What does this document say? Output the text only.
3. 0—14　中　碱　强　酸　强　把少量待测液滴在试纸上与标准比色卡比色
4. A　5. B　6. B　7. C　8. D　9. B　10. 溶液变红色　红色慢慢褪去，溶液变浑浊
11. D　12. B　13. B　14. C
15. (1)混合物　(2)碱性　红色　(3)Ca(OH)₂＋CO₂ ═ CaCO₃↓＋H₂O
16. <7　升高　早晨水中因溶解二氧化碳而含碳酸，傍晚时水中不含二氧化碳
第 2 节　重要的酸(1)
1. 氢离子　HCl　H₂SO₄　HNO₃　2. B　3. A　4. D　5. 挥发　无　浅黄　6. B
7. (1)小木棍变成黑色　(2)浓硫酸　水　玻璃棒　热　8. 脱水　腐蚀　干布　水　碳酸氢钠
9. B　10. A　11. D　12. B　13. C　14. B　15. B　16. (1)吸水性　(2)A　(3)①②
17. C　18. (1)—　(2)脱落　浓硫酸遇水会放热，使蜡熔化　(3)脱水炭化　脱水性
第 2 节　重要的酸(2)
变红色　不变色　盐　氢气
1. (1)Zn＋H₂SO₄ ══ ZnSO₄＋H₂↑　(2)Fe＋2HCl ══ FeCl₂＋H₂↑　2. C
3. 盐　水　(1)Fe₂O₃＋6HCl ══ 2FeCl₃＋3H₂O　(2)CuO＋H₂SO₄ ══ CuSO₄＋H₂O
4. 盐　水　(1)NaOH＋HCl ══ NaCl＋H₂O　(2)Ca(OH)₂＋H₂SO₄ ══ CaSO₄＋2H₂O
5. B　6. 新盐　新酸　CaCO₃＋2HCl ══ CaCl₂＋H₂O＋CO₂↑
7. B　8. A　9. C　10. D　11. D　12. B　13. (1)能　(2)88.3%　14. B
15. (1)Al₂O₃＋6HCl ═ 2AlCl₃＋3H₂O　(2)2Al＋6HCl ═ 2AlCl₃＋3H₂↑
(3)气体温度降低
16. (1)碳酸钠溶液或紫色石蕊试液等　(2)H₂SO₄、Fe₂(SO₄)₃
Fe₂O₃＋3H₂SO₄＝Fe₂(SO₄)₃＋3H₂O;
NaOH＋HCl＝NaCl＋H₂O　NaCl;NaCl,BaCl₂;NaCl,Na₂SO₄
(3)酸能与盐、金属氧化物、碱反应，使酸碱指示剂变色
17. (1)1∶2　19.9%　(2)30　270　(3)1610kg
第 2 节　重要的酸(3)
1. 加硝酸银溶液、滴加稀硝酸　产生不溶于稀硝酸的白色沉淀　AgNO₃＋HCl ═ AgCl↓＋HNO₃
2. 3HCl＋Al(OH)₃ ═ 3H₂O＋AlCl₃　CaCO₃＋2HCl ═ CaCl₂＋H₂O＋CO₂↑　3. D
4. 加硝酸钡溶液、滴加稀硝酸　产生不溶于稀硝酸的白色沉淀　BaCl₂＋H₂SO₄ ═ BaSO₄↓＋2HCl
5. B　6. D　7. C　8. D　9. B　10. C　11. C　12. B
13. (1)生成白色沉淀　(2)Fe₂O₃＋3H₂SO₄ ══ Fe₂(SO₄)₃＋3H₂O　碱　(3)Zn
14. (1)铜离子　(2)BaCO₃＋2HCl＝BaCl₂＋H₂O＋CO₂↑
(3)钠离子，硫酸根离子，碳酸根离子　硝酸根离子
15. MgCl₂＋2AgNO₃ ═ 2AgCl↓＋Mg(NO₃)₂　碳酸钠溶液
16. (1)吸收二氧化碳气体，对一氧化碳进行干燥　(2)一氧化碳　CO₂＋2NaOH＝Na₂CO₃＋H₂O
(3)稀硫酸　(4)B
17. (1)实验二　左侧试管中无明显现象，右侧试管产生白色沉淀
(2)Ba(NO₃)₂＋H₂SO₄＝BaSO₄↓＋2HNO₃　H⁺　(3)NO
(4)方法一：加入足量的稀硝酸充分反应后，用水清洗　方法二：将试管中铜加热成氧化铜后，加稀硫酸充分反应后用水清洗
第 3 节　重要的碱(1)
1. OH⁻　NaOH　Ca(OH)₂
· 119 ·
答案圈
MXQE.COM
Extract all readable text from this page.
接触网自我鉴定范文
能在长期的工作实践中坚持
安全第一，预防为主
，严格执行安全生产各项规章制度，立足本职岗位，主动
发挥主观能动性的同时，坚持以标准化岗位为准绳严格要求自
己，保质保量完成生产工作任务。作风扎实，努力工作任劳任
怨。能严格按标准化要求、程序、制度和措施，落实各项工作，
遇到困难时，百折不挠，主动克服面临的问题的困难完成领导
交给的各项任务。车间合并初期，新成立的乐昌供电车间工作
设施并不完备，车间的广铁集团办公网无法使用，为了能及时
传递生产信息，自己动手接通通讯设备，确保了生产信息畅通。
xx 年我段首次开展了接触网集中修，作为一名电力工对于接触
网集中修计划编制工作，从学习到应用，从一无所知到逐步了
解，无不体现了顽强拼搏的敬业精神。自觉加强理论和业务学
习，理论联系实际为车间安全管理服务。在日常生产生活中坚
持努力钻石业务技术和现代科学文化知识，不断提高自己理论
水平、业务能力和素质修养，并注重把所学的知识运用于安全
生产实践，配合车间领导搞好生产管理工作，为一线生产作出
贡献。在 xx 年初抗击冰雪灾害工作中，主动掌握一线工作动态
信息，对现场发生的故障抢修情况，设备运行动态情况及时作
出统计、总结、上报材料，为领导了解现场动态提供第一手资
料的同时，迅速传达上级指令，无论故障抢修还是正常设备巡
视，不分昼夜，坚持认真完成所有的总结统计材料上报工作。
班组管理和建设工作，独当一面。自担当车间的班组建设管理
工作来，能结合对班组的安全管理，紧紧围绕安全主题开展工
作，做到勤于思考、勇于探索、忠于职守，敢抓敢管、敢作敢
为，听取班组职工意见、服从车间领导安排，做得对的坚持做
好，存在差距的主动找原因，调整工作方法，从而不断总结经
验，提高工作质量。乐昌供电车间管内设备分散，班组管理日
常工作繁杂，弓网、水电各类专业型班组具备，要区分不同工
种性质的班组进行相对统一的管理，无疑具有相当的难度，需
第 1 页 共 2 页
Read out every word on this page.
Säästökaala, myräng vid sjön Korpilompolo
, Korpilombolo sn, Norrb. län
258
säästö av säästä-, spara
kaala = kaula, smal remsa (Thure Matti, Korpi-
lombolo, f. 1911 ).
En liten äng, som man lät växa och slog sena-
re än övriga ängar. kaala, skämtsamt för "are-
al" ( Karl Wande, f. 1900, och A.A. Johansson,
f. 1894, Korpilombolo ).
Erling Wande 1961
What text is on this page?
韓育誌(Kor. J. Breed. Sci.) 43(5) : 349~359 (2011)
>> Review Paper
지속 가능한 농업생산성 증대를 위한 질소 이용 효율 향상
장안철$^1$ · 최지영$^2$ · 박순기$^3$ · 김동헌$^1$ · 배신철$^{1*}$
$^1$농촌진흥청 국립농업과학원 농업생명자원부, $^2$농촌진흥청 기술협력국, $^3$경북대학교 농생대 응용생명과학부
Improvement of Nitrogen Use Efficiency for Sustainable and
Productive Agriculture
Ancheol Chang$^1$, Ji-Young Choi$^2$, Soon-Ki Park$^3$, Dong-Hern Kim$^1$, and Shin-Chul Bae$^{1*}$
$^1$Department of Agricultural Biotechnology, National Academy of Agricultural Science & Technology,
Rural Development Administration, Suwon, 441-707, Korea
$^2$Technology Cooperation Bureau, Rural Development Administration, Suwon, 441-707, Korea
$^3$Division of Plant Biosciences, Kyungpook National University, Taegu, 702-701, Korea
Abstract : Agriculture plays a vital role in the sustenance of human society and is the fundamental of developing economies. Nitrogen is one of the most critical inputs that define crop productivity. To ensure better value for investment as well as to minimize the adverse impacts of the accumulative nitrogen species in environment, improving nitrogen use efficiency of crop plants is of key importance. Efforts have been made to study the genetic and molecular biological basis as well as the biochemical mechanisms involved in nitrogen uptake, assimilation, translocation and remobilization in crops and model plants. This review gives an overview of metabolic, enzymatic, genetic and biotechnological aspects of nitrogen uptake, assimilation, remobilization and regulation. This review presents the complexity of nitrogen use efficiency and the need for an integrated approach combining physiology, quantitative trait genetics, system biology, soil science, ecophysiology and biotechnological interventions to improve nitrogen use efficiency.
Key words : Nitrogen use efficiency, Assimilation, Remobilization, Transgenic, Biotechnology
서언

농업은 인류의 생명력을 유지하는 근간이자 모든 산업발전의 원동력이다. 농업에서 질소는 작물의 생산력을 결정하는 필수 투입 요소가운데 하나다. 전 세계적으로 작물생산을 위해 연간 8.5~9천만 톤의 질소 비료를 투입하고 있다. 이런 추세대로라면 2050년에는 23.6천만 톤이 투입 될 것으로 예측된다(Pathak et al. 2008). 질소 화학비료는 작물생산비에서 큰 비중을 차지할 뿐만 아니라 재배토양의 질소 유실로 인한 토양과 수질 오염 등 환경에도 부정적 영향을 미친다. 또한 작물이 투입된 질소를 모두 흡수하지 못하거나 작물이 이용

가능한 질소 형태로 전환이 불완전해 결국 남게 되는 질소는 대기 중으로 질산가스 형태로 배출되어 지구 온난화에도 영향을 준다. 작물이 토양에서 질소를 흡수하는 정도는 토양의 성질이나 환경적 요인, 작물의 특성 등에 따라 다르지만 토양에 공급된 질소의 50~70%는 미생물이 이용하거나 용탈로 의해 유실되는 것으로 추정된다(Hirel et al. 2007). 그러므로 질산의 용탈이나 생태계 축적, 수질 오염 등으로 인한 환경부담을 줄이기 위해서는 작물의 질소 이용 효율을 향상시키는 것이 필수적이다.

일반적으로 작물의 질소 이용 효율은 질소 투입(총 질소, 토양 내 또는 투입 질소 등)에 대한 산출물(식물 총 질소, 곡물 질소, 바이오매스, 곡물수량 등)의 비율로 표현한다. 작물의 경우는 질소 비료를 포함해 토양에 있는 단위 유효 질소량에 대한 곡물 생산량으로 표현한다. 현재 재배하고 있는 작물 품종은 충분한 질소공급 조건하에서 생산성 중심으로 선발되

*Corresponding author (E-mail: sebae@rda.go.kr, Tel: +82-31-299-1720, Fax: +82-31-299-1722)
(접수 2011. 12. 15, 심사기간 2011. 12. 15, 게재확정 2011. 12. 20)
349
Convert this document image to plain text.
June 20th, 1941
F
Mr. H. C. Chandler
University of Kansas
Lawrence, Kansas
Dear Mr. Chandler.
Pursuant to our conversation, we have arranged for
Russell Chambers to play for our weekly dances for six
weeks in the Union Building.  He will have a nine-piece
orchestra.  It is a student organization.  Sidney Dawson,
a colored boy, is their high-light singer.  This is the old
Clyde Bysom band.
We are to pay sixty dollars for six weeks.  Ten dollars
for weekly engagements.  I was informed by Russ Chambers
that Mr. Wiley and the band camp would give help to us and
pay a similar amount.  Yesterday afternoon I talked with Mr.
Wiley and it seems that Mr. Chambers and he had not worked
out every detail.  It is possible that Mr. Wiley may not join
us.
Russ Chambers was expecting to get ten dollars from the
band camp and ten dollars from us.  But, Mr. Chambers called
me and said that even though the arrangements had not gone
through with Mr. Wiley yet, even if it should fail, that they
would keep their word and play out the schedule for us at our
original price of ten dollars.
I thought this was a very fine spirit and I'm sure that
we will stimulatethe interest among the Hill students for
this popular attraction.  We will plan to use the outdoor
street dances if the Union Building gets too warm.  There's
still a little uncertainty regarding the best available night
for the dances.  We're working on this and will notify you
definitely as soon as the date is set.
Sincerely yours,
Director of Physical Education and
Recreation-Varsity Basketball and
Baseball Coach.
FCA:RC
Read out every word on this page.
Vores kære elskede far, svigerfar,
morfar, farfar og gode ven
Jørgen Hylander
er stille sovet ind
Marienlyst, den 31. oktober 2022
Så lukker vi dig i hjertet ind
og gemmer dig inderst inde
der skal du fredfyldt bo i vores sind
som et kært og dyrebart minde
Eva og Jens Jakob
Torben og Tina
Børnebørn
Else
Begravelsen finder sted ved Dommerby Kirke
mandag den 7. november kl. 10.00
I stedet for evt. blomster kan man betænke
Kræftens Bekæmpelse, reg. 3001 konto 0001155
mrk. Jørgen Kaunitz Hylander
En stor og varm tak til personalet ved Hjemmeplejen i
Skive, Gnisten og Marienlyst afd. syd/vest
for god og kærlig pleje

____________________

__TASK BRIEF__. Go through the entries and return each line where the word "Wande" appears.

__SOLUTION TO THE EXERCISE__.
al" ( Karl Wande, f. 1900, och A.A. Johansson,
Erling Wande 1961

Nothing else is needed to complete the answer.